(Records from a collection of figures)
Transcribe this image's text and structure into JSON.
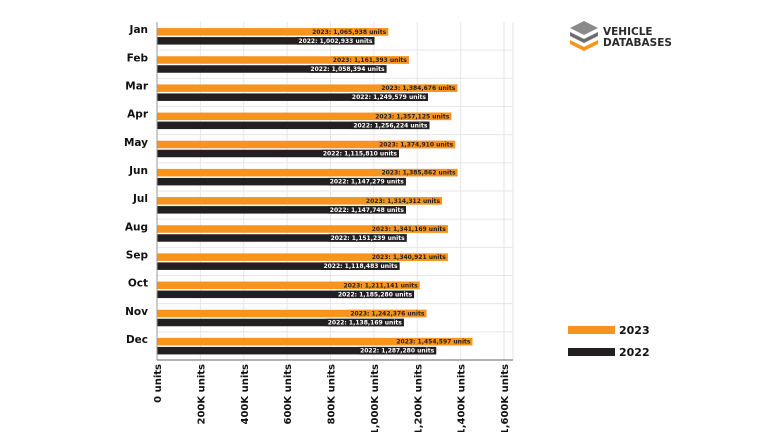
{
  "logo": {
    "line1": "VEHICLE",
    "line2": "DATABASES"
  },
  "chart_data": {
    "type": "bar",
    "orientation": "horizontal",
    "categories": [
      "Jan",
      "Feb",
      "Mar",
      "Apr",
      "May",
      "Jun",
      "Jul",
      "Aug",
      "Sep",
      "Oct",
      "Nov",
      "Dec"
    ],
    "series": [
      {
        "name": "2023",
        "color": "#f7941d",
        "values": [
          1065938,
          1161393,
          1384676,
          1357125,
          1374910,
          1385862,
          1314312,
          1341169,
          1340921,
          1211141,
          1242376,
          1454597
        ]
      },
      {
        "name": "2022",
        "color": "#231f20",
        "values": [
          1002933,
          1058394,
          1249579,
          1256224,
          1115810,
          1147279,
          1147748,
          1151239,
          1118483,
          1185280,
          1138169,
          1287280
        ]
      }
    ],
    "xlim": [
      0,
      1600000
    ],
    "x_ticks": [
      0,
      200000,
      400000,
      600000,
      800000,
      1000000,
      1200000,
      1400000,
      1600000
    ],
    "x_tick_labels": [
      "0 units",
      "200K units",
      "400K units",
      "600K units",
      "800K units",
      "1,000K units",
      "1,200K units",
      "1,400K units",
      "1,600K units"
    ],
    "data_label_unit": "units",
    "grid": true,
    "legend_placement": "bottom-right"
  }
}
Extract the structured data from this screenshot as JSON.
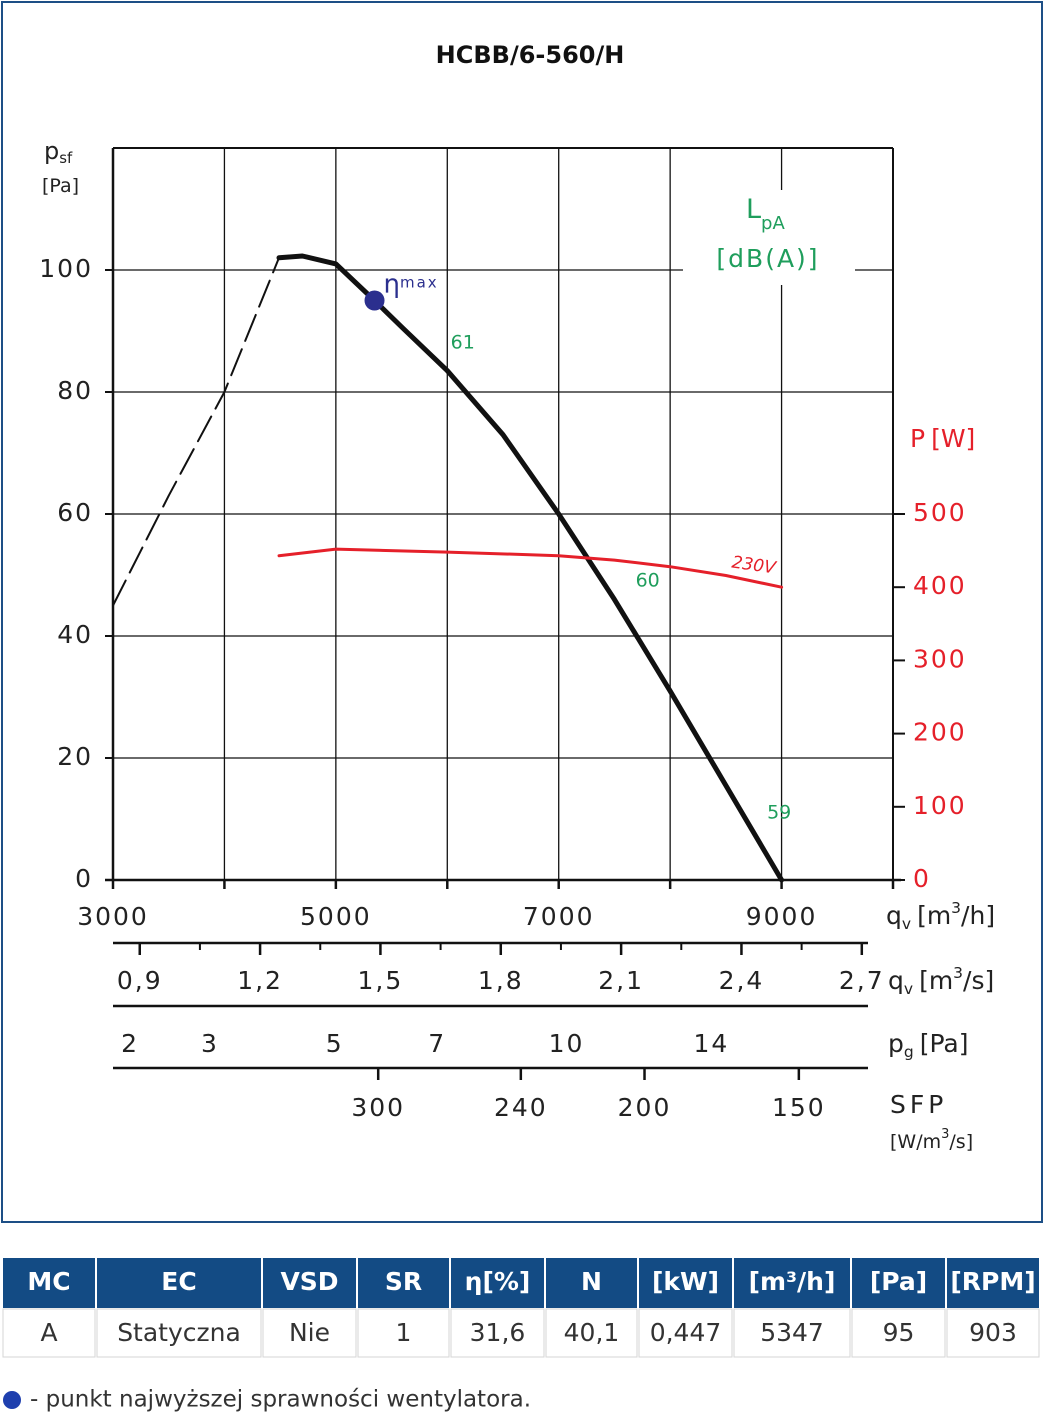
{
  "chart_data": {
    "type": "line",
    "title": "HCBB/6-560/H",
    "ylabel": {
      "main": "p",
      "sub": "sf",
      "unit": "[Pa]"
    },
    "y2label": {
      "main": "P",
      "unit": "[W]"
    },
    "xlabel": {
      "main": "q",
      "sub": "v",
      "unit": "[m",
      "sup": "3",
      "unit2": "/h]"
    },
    "legend_box": {
      "main": "L",
      "sub": "pA",
      "unit": "[dB(A)]",
      "color": "#1f9e5c"
    },
    "xlim": [
      3000,
      10000
    ],
    "xticks": [
      3000,
      5000,
      7000,
      9000
    ],
    "x_minor_ticks": [
      4000,
      6000,
      8000,
      10000
    ],
    "ylim": [
      0,
      120
    ],
    "yticks": [
      0,
      20,
      40,
      60,
      80,
      100
    ],
    "y_minor_ticks": [
      120
    ],
    "y2lim": [
      0,
      1000
    ],
    "y2ticks": [
      0,
      100,
      200,
      300,
      400,
      500
    ],
    "y2color": "#e5202a",
    "grid": true,
    "series": [
      {
        "color": "#111111",
        "dashed": true,
        "x": [
          3000,
          3500,
          4000,
          4490
        ],
        "values": [
          45,
          63,
          80,
          102
        ]
      },
      {
        "color": "#111111",
        "x": [
          4490,
          4700,
          5000,
          5347,
          5600,
          6000,
          6500,
          7000,
          7500,
          8000,
          8500,
          9000
        ],
        "values": [
          102,
          102.3,
          101,
          95,
          90.5,
          83.5,
          73,
          60,
          46,
          31,
          15.5,
          0
        ]
      },
      {
        "name": "230V",
        "axis": "y2",
        "color": "#e5202a",
        "x": [
          4490,
          5000,
          6000,
          7000,
          7500,
          8000,
          8500,
          9000
        ],
        "values": [
          443,
          452,
          448,
          443,
          437,
          428,
          416,
          400
        ]
      }
    ],
    "eta_max": {
      "symbol": "η",
      "sub": "max",
      "x": 5347,
      "y": 95,
      "color": "#2b2f8e"
    },
    "annotations": [
      {
        "text": "61",
        "x": 6030,
        "y": 88
      },
      {
        "text": "60",
        "x": 7690,
        "y": 49
      },
      {
        "text": "59",
        "x": 8870,
        "y": 11
      }
    ],
    "scales": [
      {
        "label": {
          "main": "q",
          "sub": "v",
          "unit": "[m",
          "sup": "3",
          "unit2": "/s]"
        },
        "ticks": [
          {
            "value": 0.9,
            "label": "0,9"
          },
          {
            "value": 1.2,
            "label": "1,2"
          },
          {
            "value": 1.5,
            "label": "1,5"
          },
          {
            "value": 1.8,
            "label": "1,8"
          },
          {
            "value": 2.1,
            "label": "2,1"
          },
          {
            "value": 2.4,
            "label": "2,4"
          },
          {
            "value": 2.7,
            "label": "2,7"
          }
        ]
      },
      {
        "label": {
          "main": "p",
          "sub": "g",
          "unit": "[Pa]"
        },
        "ticks": [
          {
            "value": 2,
            "at_qv": 3153
          },
          {
            "value": 3,
            "at_qv": 3870
          },
          {
            "value": 5,
            "at_qv": 4990
          },
          {
            "value": 7,
            "at_qv": 5910
          },
          {
            "value": 10,
            "at_qv": 7070
          },
          {
            "value": 14,
            "at_qv": 8370
          }
        ]
      },
      {
        "label": {
          "main": "SFP",
          "unit": "[W/m",
          "sup": "3",
          "unit2": "/s]"
        },
        "ticks": [
          {
            "value": 300,
            "at_qv": 5380
          },
          {
            "value": 240,
            "at_qv": 6660
          },
          {
            "value": 200,
            "at_qv": 7770
          },
          {
            "value": 150,
            "at_qv": 9155
          }
        ]
      }
    ]
  },
  "table": {
    "header": [
      "MC",
      "EC",
      "VSD",
      "SR",
      "η[%]",
      "N",
      "[kW]",
      "[m³/h]",
      "[Pa]",
      "[RPM]"
    ],
    "row": [
      "A",
      "Statyczna",
      "Nie",
      "1",
      "31,6",
      "40,1",
      "0,447",
      "5347",
      "95",
      "903"
    ]
  },
  "footnote": "- punkt najwyższej sprawności wentylatora."
}
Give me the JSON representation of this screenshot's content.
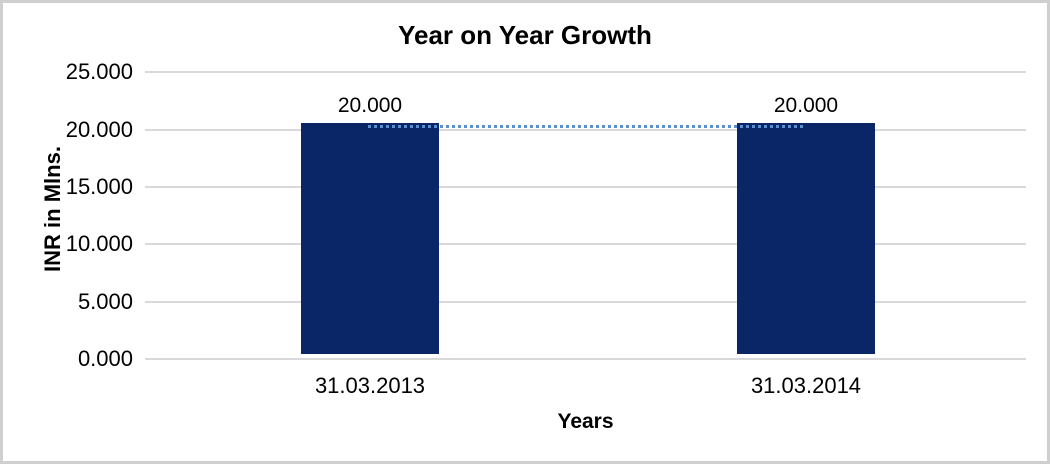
{
  "chart_data": {
    "type": "bar",
    "title": "Year on Year Growth",
    "xlabel": "Years",
    "ylabel": "INR in Mlns.",
    "categories": [
      "31.03.2013",
      "31.03.2014"
    ],
    "values": [
      20.0,
      20.0
    ],
    "data_labels": [
      "20.000",
      "20.000"
    ],
    "yticks": [
      "25.000",
      "20.000",
      "15.000",
      "10.000",
      "5.000",
      "0.000"
    ],
    "ylim": [
      0,
      25
    ],
    "ytick_step": 5,
    "grid": "horizontal",
    "legend": "none",
    "trendline": {
      "style": "dotted",
      "from": 20.0,
      "to": 20.0
    },
    "colors": {
      "bar": "#0a2666",
      "trendline": "#5b8fd0",
      "gridline": "#d9d9d9",
      "frame": "#cfcfcf",
      "text": "#000000",
      "background": "#ffffff"
    }
  }
}
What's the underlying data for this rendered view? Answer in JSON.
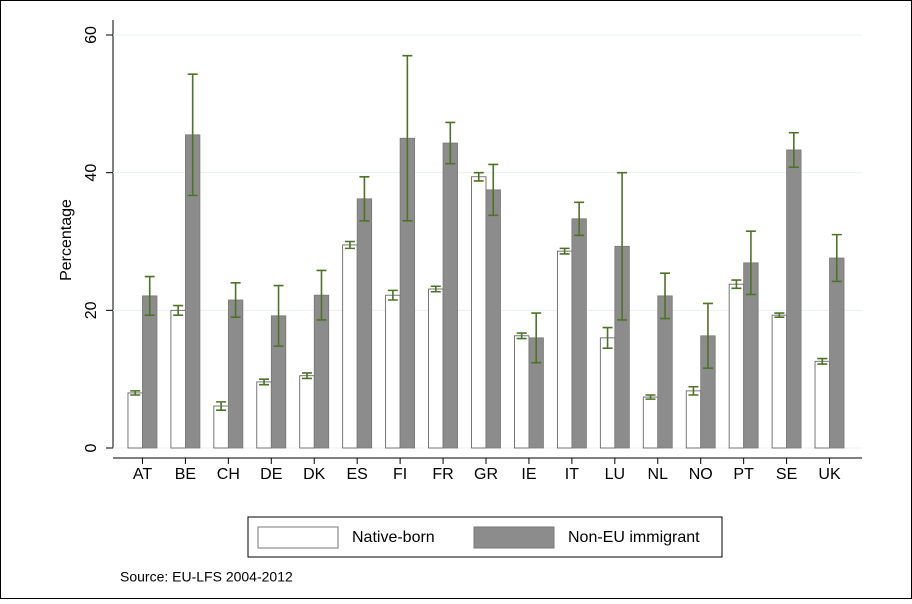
{
  "chart_data": {
    "type": "bar",
    "y_label": "Percentage",
    "source": "Source: EU-LFS 2004-2012",
    "categories": [
      "AT",
      "BE",
      "CH",
      "DE",
      "DK",
      "ES",
      "FI",
      "FR",
      "GR",
      "IE",
      "IT",
      "LU",
      "NL",
      "NO",
      "PT",
      "SE",
      "UK"
    ],
    "series": [
      {
        "name": "Native-born",
        "color": "#ffffff",
        "values": [
          8.0,
          20.0,
          6.1,
          9.6,
          10.5,
          29.5,
          22.2,
          23.1,
          39.4,
          16.3,
          28.6,
          16.0,
          7.4,
          8.3,
          23.8,
          19.3,
          12.6
        ],
        "errors": [
          0.3,
          0.7,
          0.6,
          0.4,
          0.4,
          0.5,
          0.7,
          0.4,
          0.6,
          0.4,
          0.4,
          1.5,
          0.3,
          0.6,
          0.6,
          0.3,
          0.4
        ]
      },
      {
        "name": "Non-EU immigrant",
        "color": "#8c8c8c",
        "values": [
          22.1,
          45.5,
          21.5,
          19.2,
          22.2,
          36.2,
          45.0,
          44.3,
          37.5,
          16.0,
          33.3,
          29.3,
          22.1,
          16.3,
          26.9,
          43.3,
          27.6
        ],
        "errors": [
          2.8,
          8.8,
          2.5,
          4.4,
          3.6,
          3.2,
          12.0,
          3.0,
          3.7,
          3.6,
          2.4,
          10.7,
          3.3,
          4.7,
          4.6,
          2.5,
          3.4
        ]
      }
    ],
    "error_color": "#4f7326",
    "ylim": [
      0,
      60
    ],
    "yticks": [
      0,
      20,
      40,
      60
    ],
    "grid": true
  }
}
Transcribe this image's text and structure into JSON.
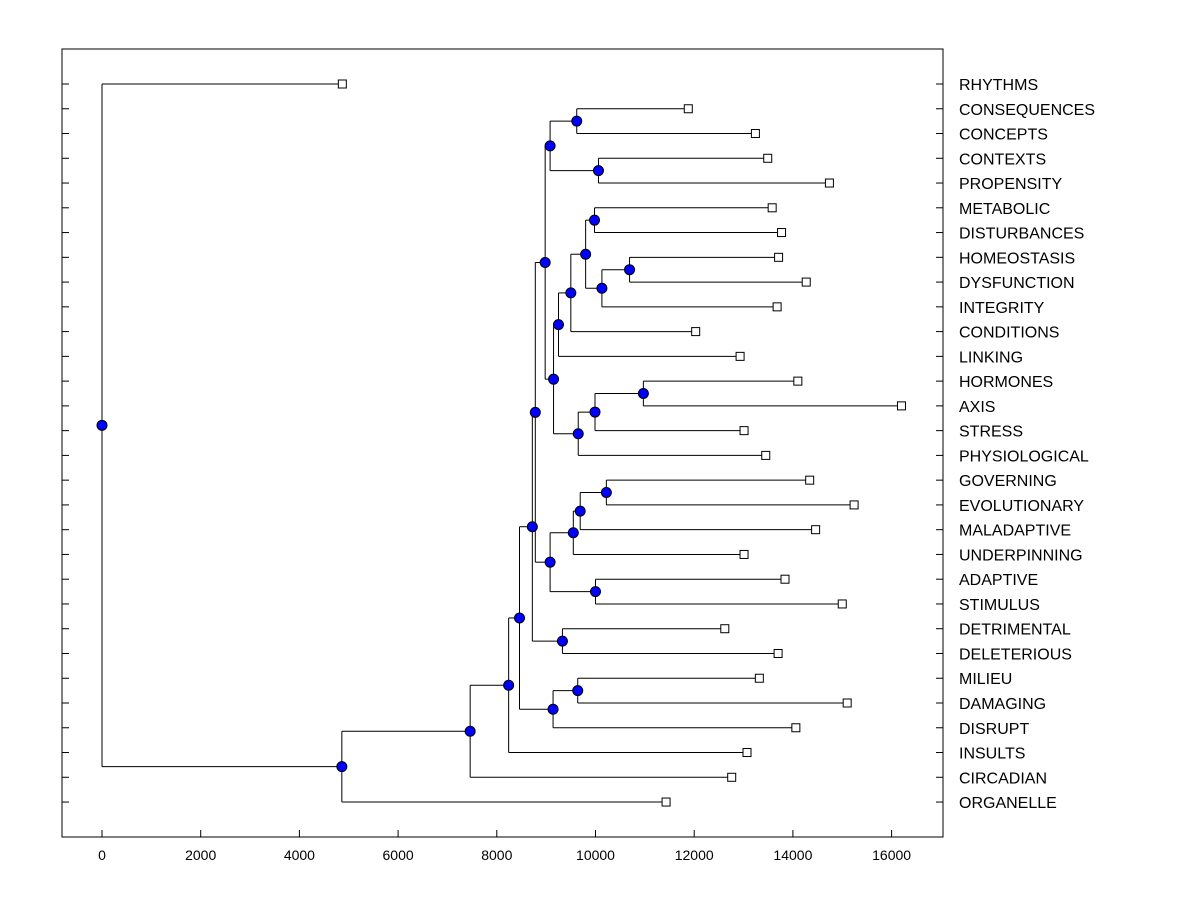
{
  "chart_data": {
    "type": "dendrogram",
    "title": "",
    "xlabel": "",
    "ylabel": "",
    "xlim": [
      -800,
      17000
    ],
    "xticks": [
      0,
      2000,
      4000,
      6000,
      8000,
      10000,
      12000,
      14000,
      16000
    ],
    "colors": {
      "node": "#0000ff",
      "line": "#000000",
      "leaf": "#ffffff"
    },
    "leaves": [
      {
        "label": "RHYTHMS",
        "value": 4870
      },
      {
        "label": "CONSEQUENCES",
        "value": 11880
      },
      {
        "label": "CONCEPTS",
        "value": 13240
      },
      {
        "label": "CONTEXTS",
        "value": 13490
      },
      {
        "label": "PROPENSITY",
        "value": 14740
      },
      {
        "label": "METABOLIC",
        "value": 13580
      },
      {
        "label": "DISTURBANCES",
        "value": 13770
      },
      {
        "label": "HOMEOSTASIS",
        "value": 13710
      },
      {
        "label": "DYSFUNCTION",
        "value": 14270
      },
      {
        "label": "INTEGRITY",
        "value": 13680
      },
      {
        "label": "CONDITIONS",
        "value": 12030
      },
      {
        "label": "LINKING",
        "value": 12930
      },
      {
        "label": "HORMONES",
        "value": 14100
      },
      {
        "label": "AXIS",
        "value": 16200
      },
      {
        "label": "STRESS",
        "value": 13010
      },
      {
        "label": "PHYSIOLOGICAL",
        "value": 13450
      },
      {
        "label": "GOVERNING",
        "value": 14340
      },
      {
        "label": "EVOLUTIONARY",
        "value": 15240
      },
      {
        "label": "MALADAPTIVE",
        "value": 14460
      },
      {
        "label": "UNDERPINNING",
        "value": 13010
      },
      {
        "label": "ADAPTIVE",
        "value": 13840
      },
      {
        "label": "STIMULUS",
        "value": 15000
      },
      {
        "label": "DETRIMENTAL",
        "value": 12620
      },
      {
        "label": "DELETERIOUS",
        "value": 13700
      },
      {
        "label": "MILIEU",
        "value": 13320
      },
      {
        "label": "DAMAGING",
        "value": 15100
      },
      {
        "label": "DISRUPT",
        "value": 14060
      },
      {
        "label": "INSULTS",
        "value": 13070
      },
      {
        "label": "CIRCADIAN",
        "value": 12760
      },
      {
        "label": "ORGANELLE",
        "value": 11430
      }
    ],
    "merges": [
      {
        "id": "n1",
        "value": 9620,
        "children": [
          "CONSEQUENCES",
          "CONCEPTS"
        ]
      },
      {
        "id": "n2",
        "value": 10060,
        "children": [
          "CONTEXTS",
          "PROPENSITY"
        ]
      },
      {
        "id": "n3",
        "value": 9080,
        "children": [
          "n1",
          "n2"
        ]
      },
      {
        "id": "n4",
        "value": 9980,
        "children": [
          "METABOLIC",
          "DISTURBANCES"
        ]
      },
      {
        "id": "n5",
        "value": 10690,
        "children": [
          "HOMEOSTASIS",
          "DYSFUNCTION"
        ]
      },
      {
        "id": "n6",
        "value": 10130,
        "children": [
          "n5",
          "INTEGRITY"
        ]
      },
      {
        "id": "n7",
        "value": 9800,
        "children": [
          "n4",
          "n6"
        ]
      },
      {
        "id": "n8",
        "value": 9500,
        "children": [
          "n7",
          "CONDITIONS"
        ]
      },
      {
        "id": "n9",
        "value": 9250,
        "children": [
          "n8",
          "LINKING"
        ]
      },
      {
        "id": "n10",
        "value": 10970,
        "children": [
          "HORMONES",
          "AXIS"
        ]
      },
      {
        "id": "n11",
        "value": 9990,
        "children": [
          "n10",
          "STRESS"
        ]
      },
      {
        "id": "n12",
        "value": 9650,
        "children": [
          "n11",
          "PHYSIOLOGICAL"
        ]
      },
      {
        "id": "n13",
        "value": 9150,
        "children": [
          "n9",
          "n12"
        ]
      },
      {
        "id": "n14",
        "value": 8980,
        "children": [
          "n3",
          "n13"
        ]
      },
      {
        "id": "n15",
        "value": 10220,
        "children": [
          "GOVERNING",
          "EVOLUTIONARY"
        ]
      },
      {
        "id": "n16",
        "value": 9690,
        "children": [
          "n15",
          "MALADAPTIVE"
        ]
      },
      {
        "id": "n17",
        "value": 9550,
        "children": [
          "n16",
          "UNDERPINNING"
        ]
      },
      {
        "id": "n18",
        "value": 10000,
        "children": [
          "ADAPTIVE",
          "STIMULUS"
        ]
      },
      {
        "id": "n19",
        "value": 9080,
        "children": [
          "n17",
          "n18"
        ]
      },
      {
        "id": "n20",
        "value": 8780,
        "children": [
          "n14",
          "n19"
        ]
      },
      {
        "id": "n21",
        "value": 9330,
        "children": [
          "DETRIMENTAL",
          "DELETERIOUS"
        ]
      },
      {
        "id": "n22",
        "value": 8720,
        "children": [
          "n20",
          "n21"
        ]
      },
      {
        "id": "n23",
        "value": 9640,
        "children": [
          "MILIEU",
          "DAMAGING"
        ]
      },
      {
        "id": "n24",
        "value": 9140,
        "children": [
          "n23",
          "DISRUPT"
        ]
      },
      {
        "id": "n25",
        "value": 8460,
        "children": [
          "n22",
          "n24"
        ]
      },
      {
        "id": "n26",
        "value": 8240,
        "children": [
          "n25",
          "INSULTS"
        ]
      },
      {
        "id": "n27",
        "value": 7460,
        "children": [
          "n26",
          "CIRCADIAN"
        ]
      },
      {
        "id": "n28",
        "value": 4860,
        "children": [
          "n27",
          "ORGANELLE"
        ]
      },
      {
        "id": "n29",
        "value": 0,
        "children": [
          "RHYTHMS",
          "n28"
        ]
      }
    ]
  }
}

• **Set task**: Find every line holding the word "this"; give their count and nothing else.

• **Full response**: 5